Records from a collection of figures
## START
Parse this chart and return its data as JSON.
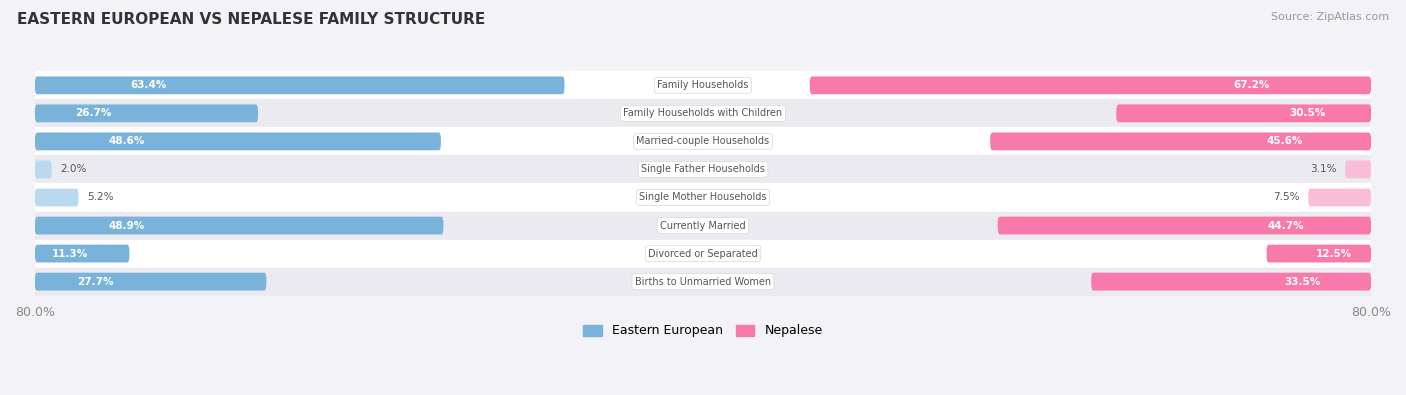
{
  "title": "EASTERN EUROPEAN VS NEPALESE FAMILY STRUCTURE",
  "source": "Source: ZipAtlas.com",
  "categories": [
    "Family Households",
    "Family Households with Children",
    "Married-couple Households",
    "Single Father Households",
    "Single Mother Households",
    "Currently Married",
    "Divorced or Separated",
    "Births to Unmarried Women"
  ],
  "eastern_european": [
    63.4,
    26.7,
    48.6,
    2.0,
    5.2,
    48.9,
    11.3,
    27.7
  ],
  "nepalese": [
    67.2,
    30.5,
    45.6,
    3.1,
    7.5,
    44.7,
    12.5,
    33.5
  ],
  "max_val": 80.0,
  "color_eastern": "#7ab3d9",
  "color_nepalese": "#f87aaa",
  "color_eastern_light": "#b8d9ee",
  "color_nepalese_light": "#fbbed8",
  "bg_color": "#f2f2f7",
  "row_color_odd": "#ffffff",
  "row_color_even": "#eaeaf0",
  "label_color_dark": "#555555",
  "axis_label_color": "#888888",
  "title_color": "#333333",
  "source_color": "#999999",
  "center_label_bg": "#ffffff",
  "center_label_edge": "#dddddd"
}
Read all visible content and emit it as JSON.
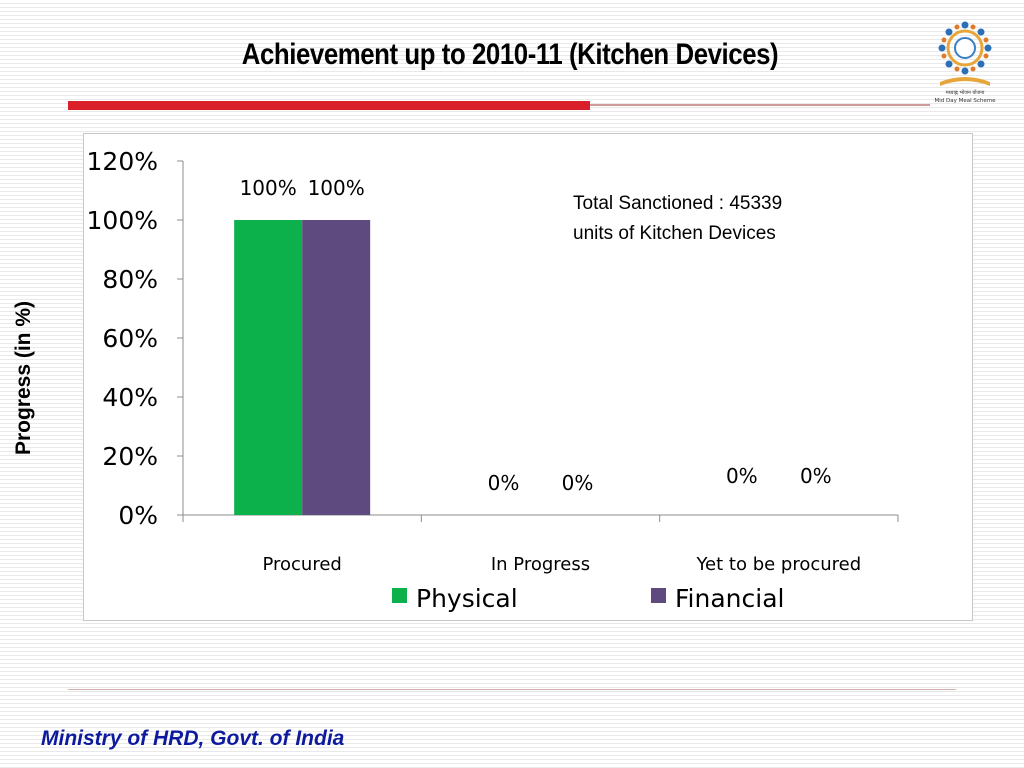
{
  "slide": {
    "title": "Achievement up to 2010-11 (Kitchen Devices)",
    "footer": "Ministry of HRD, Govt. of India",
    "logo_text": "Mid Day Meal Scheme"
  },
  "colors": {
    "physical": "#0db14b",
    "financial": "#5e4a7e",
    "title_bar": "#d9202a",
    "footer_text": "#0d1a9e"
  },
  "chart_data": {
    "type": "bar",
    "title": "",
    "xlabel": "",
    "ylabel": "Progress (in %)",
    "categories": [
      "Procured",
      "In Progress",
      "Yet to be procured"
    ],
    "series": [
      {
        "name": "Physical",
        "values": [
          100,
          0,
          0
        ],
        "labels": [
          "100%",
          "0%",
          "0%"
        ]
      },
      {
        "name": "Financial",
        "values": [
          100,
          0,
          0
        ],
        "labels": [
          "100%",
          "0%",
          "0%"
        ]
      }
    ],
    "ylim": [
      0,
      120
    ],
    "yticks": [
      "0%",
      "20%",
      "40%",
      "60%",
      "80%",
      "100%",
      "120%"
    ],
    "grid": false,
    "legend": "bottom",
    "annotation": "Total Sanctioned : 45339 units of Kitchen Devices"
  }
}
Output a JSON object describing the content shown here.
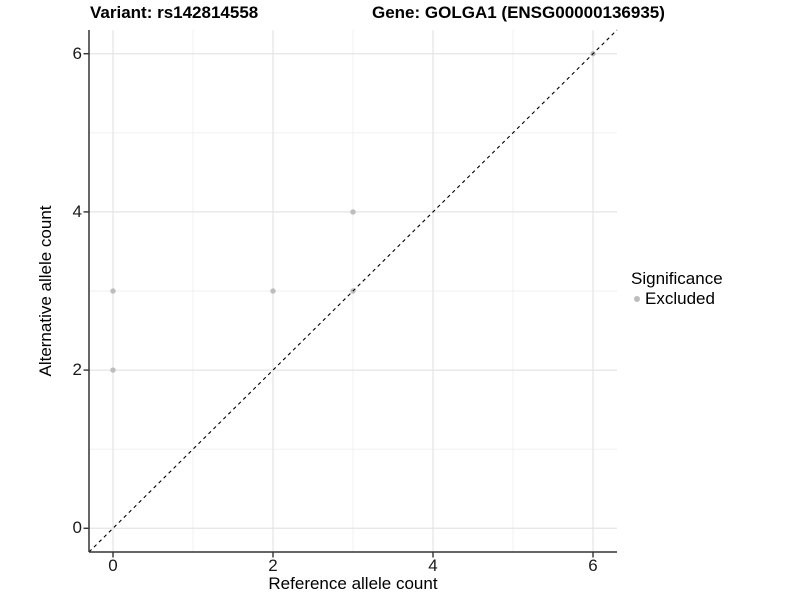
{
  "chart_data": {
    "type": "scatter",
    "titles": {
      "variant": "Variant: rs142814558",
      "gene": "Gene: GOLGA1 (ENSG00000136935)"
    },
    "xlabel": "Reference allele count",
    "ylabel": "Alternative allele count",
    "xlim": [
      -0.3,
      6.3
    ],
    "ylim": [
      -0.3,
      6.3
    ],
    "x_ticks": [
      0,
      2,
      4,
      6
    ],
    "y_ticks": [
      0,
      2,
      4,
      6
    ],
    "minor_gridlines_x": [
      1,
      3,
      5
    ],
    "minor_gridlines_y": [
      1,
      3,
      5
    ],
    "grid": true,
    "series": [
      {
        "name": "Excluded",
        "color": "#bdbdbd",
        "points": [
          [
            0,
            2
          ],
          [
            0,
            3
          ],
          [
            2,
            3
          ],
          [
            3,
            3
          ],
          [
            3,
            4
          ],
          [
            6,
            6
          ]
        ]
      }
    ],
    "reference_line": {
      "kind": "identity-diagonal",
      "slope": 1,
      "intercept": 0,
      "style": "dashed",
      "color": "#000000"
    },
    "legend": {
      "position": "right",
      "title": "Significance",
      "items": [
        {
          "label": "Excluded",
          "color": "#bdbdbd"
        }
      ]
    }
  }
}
## END
## START
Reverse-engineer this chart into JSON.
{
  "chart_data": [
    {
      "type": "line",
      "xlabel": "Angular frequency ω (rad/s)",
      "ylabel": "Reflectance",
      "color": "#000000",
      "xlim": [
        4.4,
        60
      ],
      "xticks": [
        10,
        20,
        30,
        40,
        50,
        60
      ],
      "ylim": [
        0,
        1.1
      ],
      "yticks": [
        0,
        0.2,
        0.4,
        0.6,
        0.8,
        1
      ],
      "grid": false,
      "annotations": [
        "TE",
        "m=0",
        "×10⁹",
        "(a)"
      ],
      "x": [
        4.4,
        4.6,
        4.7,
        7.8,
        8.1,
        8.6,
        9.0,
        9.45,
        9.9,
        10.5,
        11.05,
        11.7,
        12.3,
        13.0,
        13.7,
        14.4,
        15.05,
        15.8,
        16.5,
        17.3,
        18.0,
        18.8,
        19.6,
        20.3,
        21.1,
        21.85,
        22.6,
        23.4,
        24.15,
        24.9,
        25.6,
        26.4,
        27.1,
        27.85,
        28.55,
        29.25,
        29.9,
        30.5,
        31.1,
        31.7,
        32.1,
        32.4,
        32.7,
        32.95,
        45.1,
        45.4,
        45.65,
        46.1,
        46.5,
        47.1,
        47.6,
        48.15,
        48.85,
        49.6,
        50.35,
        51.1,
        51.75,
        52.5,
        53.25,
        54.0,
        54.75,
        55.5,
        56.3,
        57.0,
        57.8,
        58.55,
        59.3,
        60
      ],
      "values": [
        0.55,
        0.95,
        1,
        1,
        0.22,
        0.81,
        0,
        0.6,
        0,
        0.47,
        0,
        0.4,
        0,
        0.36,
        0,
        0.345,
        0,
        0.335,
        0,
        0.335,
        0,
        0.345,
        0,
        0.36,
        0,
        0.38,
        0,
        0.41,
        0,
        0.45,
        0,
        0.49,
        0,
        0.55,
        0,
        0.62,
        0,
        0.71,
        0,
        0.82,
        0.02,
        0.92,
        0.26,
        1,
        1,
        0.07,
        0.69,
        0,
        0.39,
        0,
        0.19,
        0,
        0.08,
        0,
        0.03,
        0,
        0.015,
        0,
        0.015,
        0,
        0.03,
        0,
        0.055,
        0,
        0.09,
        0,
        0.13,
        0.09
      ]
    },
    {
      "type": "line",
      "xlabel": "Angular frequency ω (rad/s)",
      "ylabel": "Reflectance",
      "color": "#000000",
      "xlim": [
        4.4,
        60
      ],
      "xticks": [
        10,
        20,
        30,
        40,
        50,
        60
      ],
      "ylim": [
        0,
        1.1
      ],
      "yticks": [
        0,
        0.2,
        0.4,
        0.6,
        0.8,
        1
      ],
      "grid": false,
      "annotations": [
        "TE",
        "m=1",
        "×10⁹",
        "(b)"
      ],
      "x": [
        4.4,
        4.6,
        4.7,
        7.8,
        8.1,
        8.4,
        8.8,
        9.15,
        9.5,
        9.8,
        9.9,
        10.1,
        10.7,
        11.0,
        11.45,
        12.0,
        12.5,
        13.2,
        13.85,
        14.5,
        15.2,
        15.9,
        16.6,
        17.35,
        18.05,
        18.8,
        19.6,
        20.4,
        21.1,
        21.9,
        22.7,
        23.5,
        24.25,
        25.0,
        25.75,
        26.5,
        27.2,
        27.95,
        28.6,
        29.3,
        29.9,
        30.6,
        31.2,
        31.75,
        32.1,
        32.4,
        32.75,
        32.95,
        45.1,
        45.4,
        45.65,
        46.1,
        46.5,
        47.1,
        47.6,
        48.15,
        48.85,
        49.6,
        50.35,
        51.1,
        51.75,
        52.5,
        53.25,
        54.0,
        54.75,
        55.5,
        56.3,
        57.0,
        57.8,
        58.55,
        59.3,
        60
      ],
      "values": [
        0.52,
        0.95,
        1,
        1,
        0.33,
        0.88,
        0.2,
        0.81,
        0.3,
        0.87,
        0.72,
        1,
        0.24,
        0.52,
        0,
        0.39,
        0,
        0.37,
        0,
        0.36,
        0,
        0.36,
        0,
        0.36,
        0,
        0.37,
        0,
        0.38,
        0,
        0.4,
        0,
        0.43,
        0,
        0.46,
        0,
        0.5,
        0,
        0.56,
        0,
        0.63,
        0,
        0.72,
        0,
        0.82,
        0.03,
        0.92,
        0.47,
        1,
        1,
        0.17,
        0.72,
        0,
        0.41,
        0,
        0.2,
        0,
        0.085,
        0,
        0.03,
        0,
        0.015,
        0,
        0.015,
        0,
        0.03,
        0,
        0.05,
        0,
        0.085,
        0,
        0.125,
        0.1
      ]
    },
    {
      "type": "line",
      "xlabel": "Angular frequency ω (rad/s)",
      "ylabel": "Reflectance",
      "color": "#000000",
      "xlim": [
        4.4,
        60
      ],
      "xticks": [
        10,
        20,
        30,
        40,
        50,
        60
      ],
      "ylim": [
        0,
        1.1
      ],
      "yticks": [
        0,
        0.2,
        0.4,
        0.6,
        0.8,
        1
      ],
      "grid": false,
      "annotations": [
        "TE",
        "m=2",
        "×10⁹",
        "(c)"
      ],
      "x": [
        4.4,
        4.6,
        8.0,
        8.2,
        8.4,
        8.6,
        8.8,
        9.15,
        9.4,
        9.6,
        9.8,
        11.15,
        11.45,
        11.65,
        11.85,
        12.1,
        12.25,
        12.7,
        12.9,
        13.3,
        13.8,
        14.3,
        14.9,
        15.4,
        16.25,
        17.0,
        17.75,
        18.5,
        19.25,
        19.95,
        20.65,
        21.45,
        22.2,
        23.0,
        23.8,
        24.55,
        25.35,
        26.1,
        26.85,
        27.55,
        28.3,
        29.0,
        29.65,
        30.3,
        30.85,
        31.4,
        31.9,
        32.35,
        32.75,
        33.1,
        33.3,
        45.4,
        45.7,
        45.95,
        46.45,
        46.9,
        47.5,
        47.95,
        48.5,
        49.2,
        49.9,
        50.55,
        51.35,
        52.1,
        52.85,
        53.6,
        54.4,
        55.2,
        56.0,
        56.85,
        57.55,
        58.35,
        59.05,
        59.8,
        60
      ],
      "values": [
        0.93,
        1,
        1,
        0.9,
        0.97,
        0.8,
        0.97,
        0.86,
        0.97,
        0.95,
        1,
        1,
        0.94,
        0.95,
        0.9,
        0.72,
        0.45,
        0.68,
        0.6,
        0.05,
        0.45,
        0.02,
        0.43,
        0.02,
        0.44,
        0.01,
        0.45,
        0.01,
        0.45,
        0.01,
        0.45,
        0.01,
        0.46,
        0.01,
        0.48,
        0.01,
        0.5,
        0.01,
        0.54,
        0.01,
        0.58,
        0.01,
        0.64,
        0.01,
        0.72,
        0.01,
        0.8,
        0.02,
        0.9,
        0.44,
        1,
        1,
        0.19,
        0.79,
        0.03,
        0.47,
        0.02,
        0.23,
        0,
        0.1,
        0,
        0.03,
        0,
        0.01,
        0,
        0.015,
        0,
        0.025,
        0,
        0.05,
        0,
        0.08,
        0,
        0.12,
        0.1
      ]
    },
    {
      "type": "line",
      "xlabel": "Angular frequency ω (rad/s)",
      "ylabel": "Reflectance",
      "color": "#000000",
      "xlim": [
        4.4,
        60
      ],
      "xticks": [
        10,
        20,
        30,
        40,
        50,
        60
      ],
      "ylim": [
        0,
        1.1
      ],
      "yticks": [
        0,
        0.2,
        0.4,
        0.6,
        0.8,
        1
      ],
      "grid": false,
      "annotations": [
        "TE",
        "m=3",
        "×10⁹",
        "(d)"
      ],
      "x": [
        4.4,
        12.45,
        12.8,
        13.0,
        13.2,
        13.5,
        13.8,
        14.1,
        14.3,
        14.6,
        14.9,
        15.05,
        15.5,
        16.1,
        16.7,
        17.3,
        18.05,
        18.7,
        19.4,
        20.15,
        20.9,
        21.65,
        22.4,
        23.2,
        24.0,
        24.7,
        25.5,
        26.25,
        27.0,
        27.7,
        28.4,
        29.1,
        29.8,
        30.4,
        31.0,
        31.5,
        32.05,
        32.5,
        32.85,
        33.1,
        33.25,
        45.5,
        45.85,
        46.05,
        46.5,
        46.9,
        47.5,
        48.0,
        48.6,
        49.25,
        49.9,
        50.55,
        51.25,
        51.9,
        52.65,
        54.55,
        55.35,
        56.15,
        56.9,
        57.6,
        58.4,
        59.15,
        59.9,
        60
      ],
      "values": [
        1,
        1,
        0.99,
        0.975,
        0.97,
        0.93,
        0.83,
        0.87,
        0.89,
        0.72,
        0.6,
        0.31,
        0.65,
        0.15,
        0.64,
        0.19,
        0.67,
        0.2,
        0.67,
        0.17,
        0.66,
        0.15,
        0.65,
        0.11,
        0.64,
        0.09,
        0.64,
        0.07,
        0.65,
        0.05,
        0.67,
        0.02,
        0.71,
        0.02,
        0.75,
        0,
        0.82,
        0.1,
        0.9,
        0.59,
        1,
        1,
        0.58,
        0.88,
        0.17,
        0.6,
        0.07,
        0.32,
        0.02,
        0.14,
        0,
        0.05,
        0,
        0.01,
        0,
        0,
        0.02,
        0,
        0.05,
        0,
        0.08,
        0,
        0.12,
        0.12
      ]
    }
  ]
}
## END
- _The exercise_: Using the entries above, find all lines with "this". Copy them.

- _Expected output_:
Parse this chart and return its data as JSON.
Reverse-engineer this chart into JSON.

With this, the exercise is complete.